### Page excerpt:
Mechanics of Continua and Structures
Definition : An orthogonal transformation \(\u{A}\) in \(\m{R}^N\) is a second-order tensor that preserves the lengths and the angles between vectors.
If \(\u{A}\) is an orthogonal transformation, we say that \(\u{A} \in \m{O}(N)\) and its special property is that if \(\u{A}\) and \(\u{B} \in \m{O}(N)\) then \(AB \in \m{O}(N)\).
(i) From the definition, it follows that \(\u{A}^{\t{T}} = \u{A}^{-1}\). See proof below.

Dataset excerpts
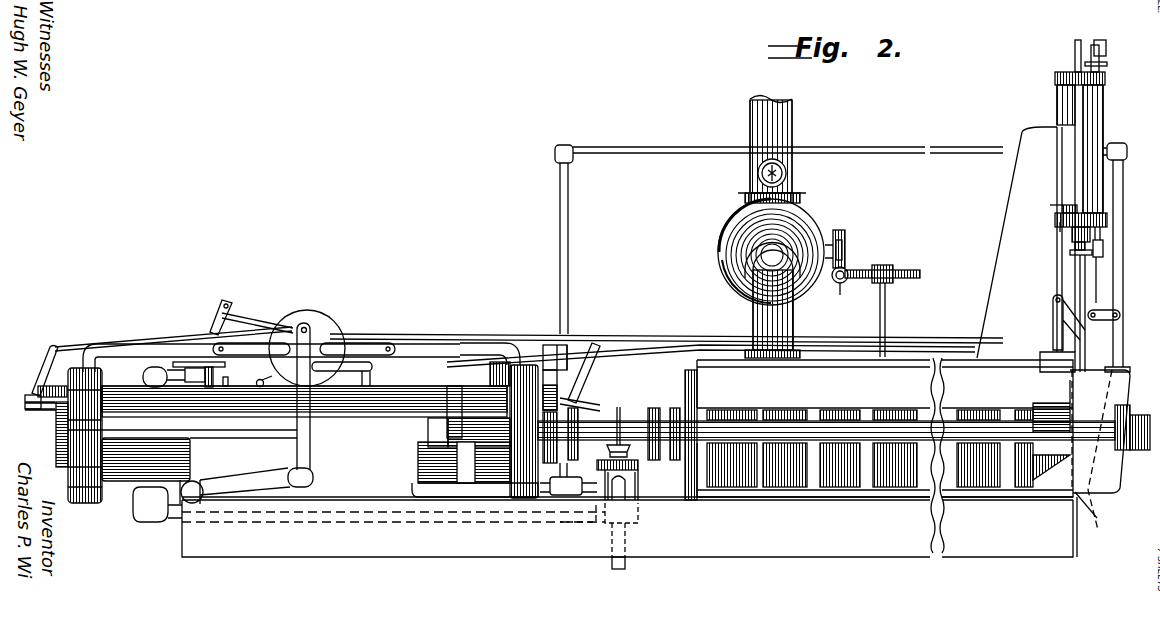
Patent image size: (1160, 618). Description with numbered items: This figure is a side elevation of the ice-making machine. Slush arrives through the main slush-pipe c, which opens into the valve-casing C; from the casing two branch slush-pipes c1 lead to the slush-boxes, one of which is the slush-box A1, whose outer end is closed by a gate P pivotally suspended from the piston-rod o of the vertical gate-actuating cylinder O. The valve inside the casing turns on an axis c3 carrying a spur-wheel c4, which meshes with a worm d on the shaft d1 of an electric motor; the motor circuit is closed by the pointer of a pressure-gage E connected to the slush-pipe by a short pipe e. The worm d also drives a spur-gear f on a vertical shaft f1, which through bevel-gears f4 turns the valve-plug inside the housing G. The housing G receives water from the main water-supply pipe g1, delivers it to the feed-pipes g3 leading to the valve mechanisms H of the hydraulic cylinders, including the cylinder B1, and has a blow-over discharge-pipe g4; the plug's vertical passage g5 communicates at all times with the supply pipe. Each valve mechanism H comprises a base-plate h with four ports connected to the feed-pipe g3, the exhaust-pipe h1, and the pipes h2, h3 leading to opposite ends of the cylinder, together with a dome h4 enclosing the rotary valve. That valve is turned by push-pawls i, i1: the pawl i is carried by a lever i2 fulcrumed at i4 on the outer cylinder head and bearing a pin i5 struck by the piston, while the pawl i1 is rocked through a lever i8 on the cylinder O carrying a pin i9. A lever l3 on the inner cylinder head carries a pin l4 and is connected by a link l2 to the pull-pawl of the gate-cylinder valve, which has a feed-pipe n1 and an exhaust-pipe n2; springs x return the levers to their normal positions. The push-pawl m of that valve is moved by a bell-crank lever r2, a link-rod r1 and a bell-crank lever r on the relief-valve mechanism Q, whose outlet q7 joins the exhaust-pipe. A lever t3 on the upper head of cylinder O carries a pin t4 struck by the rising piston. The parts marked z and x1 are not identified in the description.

The gate P is at (1110, 541).
The slush-box A1 is at (826, 455).
The hydraulic cylinder B1 is at (270, 437).
The feed-pipe g3 is at (355, 370).
The vertical passage g5 is at (447, 495).
The discharge-pipe g4 is at (560, 515).
The main water-supply pipe g1 is at (627, 562).
The housing G is at (640, 490).
The bevel-gears f4 is at (618, 421).
The lever l3 is at (590, 343).
The link l2 is at (625, 348).
The pin l4 is at (572, 402).
The spring x is at (555, 357).
The valve mechanism H is at (322, 324).
The base-plate h is at (304, 325).
The exhaust-pipe h1 is at (290, 325).
The pipe h2 is at (238, 343).
The pipe h3 is at (352, 352).
The dome h4 is at (143, 497).
The bell-crank lever r is at (214, 328).
The relief-valve mechanism Q is at (205, 362).
The outlet q7 is at (163, 366).
The post z is at (247, 372).
The push-pawl i is at (90, 350).
The fulcrum i4 is at (55, 370).
The pin i5 is at (45, 405).
The lever i2 is at (25, 396).
The rod x1 is at (666, 329).
The push-pawl i1 is at (538, 360).
The feed-pipe n1 is at (968, 148).
The valve-casing C is at (718, 249).
The main slush-pipe c is at (795, 134).
The pressure-gage E is at (745, 173).
The short pipe e is at (758, 193).
The branch slush-pipe c1 is at (753, 322).
The valve-axis c3 is at (840, 231).
The spur-wheel c4 is at (846, 247).
The motor shaft d1 is at (836, 285).
The worm d is at (840, 298).
The spur-gear f is at (905, 272).
The vertical shaft f1 is at (887, 330).
The gate-actuating cylinder O is at (1057, 107).
The lever t3 is at (1075, 48).
The pin t4 is at (1100, 57).
The exhaust-pipe n2 is at (1120, 148).
The push-pawl m is at (1095, 282).
The pin i9 is at (1103, 258).
The lever i8 is at (1062, 230).
The piston-rod o is at (1080, 284).
The bell-crank lever r2 is at (1105, 311).
The link-rod r1 is at (1100, 338).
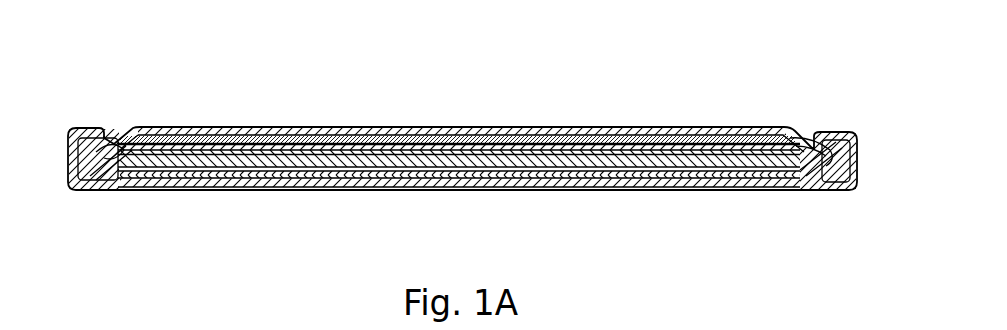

### Set of tasks:
A. Summarize the page on orthogonal transformations in two sentences.
B. Write what comes next in the page on orthogonal transformations, picking up after its last sentence.

### Exercise results:
A. An orthogonal transformation A in R^N is a second-order tensor that preserves the lengths of vectors and the angles between them, and such a transformation is said to belong to O(N), with the special property that if A and B belong to O(N), then so does AB. The definition implies that the transpose of A equals its inverse.

B.
(ii) In fact the condition \(\u{A}^{\t{T}} = \u{A}^{-1}\) is a sufficient condition for \(\u{A} \in \m{O}(N)\)
(iii) \(\u{A}^{\t{T}} = \u{A}^{-1}\) \(\Rightarrow\) \(\t{det}(\u{A})=\pm 1\) (Proof follows this section)
(i). Proper Orthonormal transformation
An \(\u{A} \in \m{O}(N)\) is called a proper orthogonal transformation if \(\t{det}(\u{A})=+1\).
(ii). Special Orthonormal group
The subset of all proper orthonormal transformations is called the special orthonormal group \(\m{SO}(3)\).
1) Proof that an orthonormal transformation \(\u{A}\) satisfies the equation \(\u{A}^{\t{T}} = \u{A}^{-1}\)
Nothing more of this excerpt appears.